RECORD SET:

──────

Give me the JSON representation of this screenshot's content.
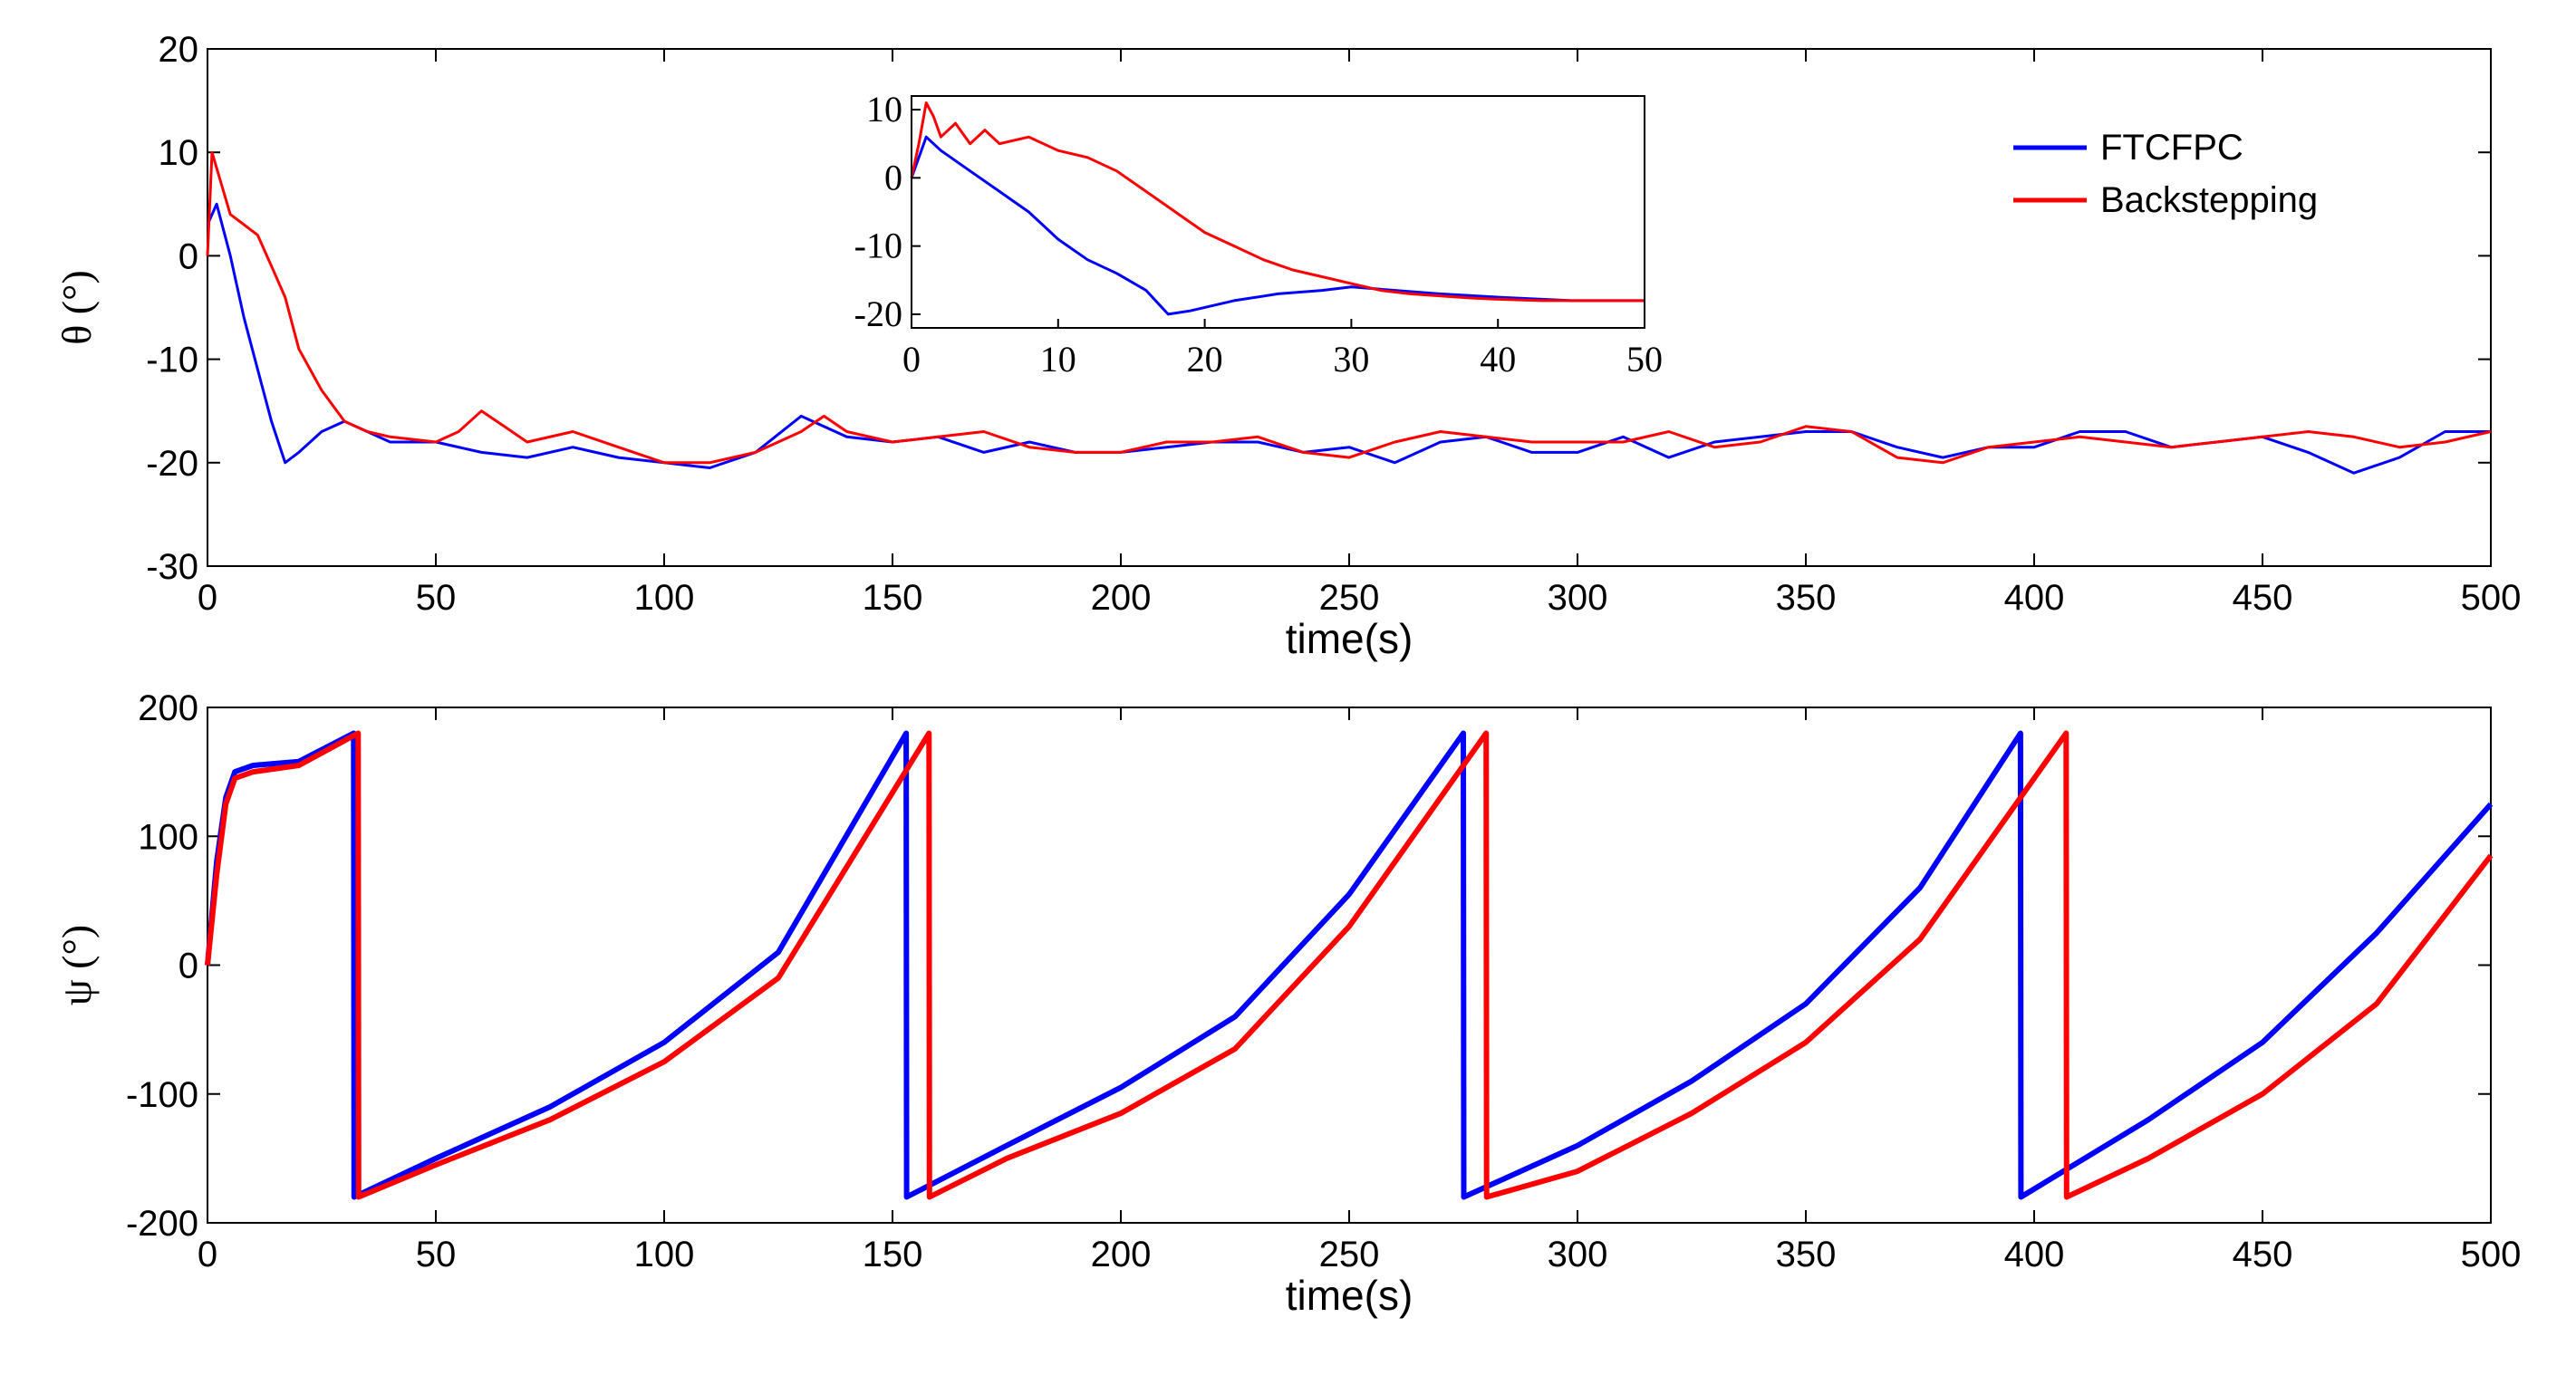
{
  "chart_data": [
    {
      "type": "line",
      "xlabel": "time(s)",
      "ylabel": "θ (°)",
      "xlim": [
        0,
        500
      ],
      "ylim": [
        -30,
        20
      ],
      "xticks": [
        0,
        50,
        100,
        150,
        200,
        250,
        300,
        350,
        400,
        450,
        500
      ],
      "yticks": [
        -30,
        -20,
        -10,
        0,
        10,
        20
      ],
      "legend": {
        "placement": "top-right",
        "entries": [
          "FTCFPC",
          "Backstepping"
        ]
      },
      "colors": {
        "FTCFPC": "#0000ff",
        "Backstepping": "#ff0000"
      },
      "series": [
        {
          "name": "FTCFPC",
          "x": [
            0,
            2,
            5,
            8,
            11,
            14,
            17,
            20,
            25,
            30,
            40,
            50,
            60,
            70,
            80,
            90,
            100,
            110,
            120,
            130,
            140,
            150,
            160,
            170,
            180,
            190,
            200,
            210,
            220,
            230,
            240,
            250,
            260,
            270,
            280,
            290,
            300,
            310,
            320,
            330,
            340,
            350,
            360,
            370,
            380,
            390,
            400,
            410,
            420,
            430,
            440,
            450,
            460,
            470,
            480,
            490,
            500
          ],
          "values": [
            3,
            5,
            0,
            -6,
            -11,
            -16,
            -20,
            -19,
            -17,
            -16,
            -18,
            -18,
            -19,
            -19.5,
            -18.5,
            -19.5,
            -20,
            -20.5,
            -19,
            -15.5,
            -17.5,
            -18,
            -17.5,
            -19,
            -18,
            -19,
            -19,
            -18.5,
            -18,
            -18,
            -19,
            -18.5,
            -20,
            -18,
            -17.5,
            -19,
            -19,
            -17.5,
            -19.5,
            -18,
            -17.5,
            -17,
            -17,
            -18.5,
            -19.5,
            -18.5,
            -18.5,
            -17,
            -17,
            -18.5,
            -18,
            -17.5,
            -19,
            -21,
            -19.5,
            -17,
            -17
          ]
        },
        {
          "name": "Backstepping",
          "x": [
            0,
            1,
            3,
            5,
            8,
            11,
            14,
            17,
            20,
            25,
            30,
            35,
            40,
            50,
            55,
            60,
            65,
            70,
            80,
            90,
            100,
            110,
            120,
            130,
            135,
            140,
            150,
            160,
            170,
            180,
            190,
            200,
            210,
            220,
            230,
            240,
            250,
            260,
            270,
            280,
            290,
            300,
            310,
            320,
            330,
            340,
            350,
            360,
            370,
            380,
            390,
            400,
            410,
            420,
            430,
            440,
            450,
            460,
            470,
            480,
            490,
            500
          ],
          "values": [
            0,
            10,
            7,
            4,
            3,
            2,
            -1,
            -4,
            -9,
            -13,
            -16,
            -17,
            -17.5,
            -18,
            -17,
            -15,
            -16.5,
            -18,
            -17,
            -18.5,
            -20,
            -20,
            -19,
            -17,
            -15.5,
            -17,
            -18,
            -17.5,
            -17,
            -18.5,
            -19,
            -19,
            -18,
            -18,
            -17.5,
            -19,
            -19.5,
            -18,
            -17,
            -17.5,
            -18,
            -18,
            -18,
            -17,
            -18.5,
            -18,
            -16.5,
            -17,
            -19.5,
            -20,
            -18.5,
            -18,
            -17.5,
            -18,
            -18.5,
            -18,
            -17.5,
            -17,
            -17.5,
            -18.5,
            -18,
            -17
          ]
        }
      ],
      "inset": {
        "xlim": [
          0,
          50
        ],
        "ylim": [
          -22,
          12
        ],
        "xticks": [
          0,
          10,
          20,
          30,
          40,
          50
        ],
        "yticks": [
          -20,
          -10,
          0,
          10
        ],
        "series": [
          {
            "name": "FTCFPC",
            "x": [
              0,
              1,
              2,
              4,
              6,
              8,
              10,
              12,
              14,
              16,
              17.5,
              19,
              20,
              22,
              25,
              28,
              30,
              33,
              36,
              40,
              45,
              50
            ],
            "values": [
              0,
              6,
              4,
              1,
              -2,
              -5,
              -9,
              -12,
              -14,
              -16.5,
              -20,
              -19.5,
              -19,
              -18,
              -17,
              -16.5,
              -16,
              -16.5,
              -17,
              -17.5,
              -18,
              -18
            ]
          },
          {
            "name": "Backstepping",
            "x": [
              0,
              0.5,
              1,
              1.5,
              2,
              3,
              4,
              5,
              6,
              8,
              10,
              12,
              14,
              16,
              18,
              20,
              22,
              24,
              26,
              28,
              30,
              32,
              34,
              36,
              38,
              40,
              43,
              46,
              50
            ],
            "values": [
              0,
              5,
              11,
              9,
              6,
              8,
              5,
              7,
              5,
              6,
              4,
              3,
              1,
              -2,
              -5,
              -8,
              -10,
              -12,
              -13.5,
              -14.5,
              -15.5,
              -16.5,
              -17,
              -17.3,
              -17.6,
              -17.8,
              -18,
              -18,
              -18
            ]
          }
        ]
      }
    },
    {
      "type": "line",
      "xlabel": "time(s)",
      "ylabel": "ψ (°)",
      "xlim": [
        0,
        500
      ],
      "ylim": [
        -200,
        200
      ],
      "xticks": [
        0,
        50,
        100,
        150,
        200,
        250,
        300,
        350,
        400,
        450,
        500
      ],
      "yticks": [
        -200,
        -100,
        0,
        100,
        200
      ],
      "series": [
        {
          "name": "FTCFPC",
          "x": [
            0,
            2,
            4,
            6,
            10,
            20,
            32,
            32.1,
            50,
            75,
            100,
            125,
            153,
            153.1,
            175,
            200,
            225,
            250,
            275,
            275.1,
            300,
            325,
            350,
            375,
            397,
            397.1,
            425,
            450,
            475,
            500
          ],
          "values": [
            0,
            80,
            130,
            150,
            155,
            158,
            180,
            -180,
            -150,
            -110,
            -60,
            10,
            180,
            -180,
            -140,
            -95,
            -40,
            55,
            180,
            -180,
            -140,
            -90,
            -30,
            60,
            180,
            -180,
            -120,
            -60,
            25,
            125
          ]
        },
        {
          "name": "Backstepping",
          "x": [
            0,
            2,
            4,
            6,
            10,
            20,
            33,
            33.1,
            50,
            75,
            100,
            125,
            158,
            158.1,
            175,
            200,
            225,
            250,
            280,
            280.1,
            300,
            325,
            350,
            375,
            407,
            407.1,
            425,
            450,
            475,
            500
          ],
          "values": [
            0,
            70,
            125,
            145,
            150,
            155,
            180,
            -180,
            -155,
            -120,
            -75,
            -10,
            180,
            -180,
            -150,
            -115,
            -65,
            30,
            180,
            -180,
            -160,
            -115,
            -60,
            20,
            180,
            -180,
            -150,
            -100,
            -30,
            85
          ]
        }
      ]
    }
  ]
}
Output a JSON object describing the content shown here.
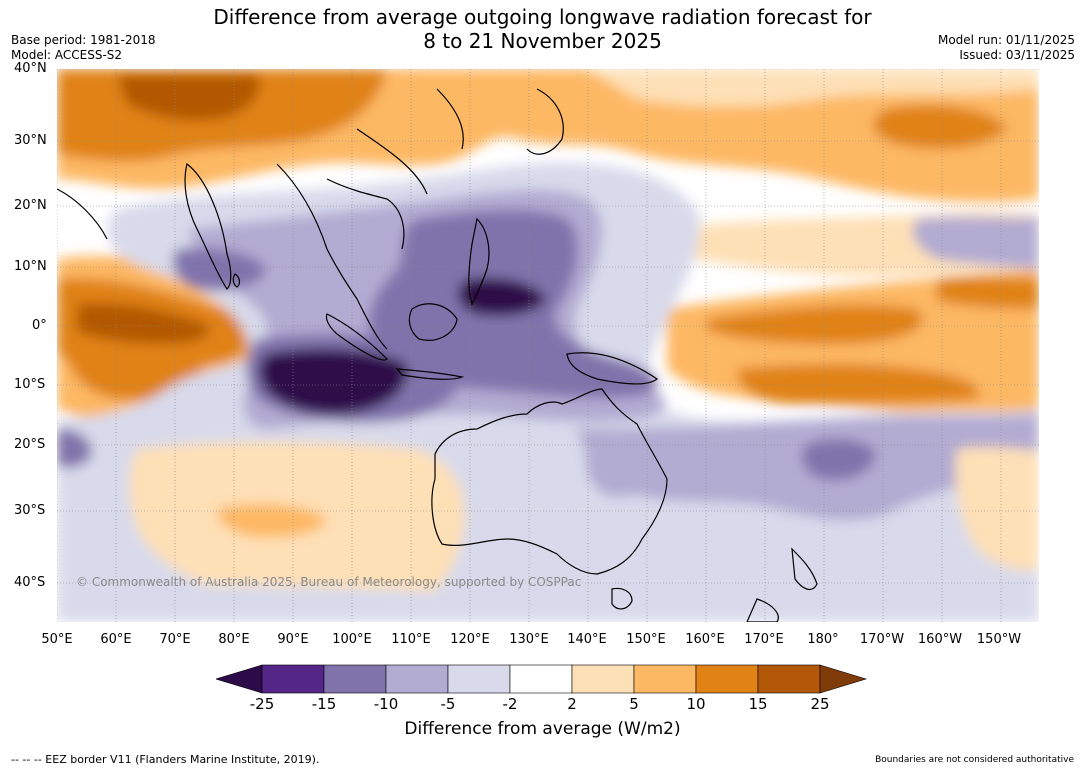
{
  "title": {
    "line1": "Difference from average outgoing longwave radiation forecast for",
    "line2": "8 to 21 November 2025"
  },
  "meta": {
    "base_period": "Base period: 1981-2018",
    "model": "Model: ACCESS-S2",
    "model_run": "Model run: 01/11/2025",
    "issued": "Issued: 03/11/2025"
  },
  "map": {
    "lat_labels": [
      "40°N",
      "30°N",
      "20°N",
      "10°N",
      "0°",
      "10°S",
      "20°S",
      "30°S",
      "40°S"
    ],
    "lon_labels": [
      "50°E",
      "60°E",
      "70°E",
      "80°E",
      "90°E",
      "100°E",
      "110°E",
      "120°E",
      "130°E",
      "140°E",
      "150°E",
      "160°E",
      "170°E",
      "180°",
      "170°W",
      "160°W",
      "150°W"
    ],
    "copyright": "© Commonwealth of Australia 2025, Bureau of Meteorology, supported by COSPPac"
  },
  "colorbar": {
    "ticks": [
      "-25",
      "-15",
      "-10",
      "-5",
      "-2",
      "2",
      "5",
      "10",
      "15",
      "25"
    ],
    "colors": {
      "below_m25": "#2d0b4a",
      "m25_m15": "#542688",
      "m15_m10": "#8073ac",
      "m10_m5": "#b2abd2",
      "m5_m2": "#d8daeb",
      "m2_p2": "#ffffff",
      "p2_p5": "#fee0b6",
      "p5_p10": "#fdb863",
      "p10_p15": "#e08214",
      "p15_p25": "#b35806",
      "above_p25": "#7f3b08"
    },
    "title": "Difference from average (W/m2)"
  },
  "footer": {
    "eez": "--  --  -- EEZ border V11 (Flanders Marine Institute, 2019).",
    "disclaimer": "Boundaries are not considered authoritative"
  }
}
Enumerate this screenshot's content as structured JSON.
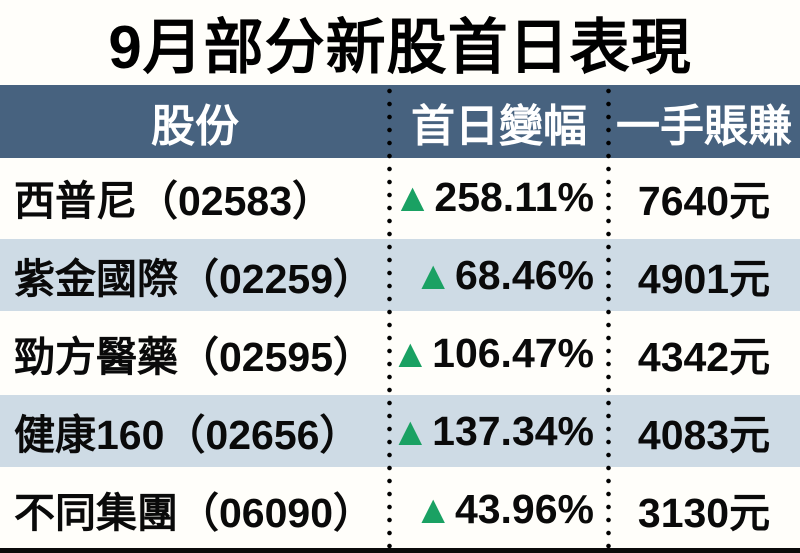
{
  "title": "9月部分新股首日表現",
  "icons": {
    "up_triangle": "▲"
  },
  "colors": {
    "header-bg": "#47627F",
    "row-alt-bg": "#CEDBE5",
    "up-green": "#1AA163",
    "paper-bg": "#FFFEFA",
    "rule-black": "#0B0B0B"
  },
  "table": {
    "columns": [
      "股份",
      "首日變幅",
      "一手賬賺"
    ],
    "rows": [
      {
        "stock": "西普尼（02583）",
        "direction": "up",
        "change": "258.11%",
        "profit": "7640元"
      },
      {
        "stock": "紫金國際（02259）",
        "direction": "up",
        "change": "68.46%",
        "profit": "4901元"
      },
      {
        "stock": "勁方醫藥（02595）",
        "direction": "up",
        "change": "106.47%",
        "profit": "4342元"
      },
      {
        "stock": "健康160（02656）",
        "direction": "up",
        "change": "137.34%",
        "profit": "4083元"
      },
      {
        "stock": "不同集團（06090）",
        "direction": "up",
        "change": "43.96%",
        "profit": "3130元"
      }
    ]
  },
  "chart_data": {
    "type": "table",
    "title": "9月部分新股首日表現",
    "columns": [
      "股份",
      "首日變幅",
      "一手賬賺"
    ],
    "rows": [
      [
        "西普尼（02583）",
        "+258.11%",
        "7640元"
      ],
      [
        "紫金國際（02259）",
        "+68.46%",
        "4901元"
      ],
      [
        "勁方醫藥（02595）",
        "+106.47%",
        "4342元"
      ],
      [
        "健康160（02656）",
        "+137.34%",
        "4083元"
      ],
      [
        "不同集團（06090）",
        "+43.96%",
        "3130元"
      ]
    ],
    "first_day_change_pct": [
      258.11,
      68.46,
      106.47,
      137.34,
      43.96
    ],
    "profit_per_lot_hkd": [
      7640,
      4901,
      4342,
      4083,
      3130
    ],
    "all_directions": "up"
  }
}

──────

TO DO:
Read through the data and copy every line where "average" shows up.

TASK SOLUTION:
    "line1": "Difference from average outgoing longwave radiation forecast for",
    "title": "Difference from average (W/m2)"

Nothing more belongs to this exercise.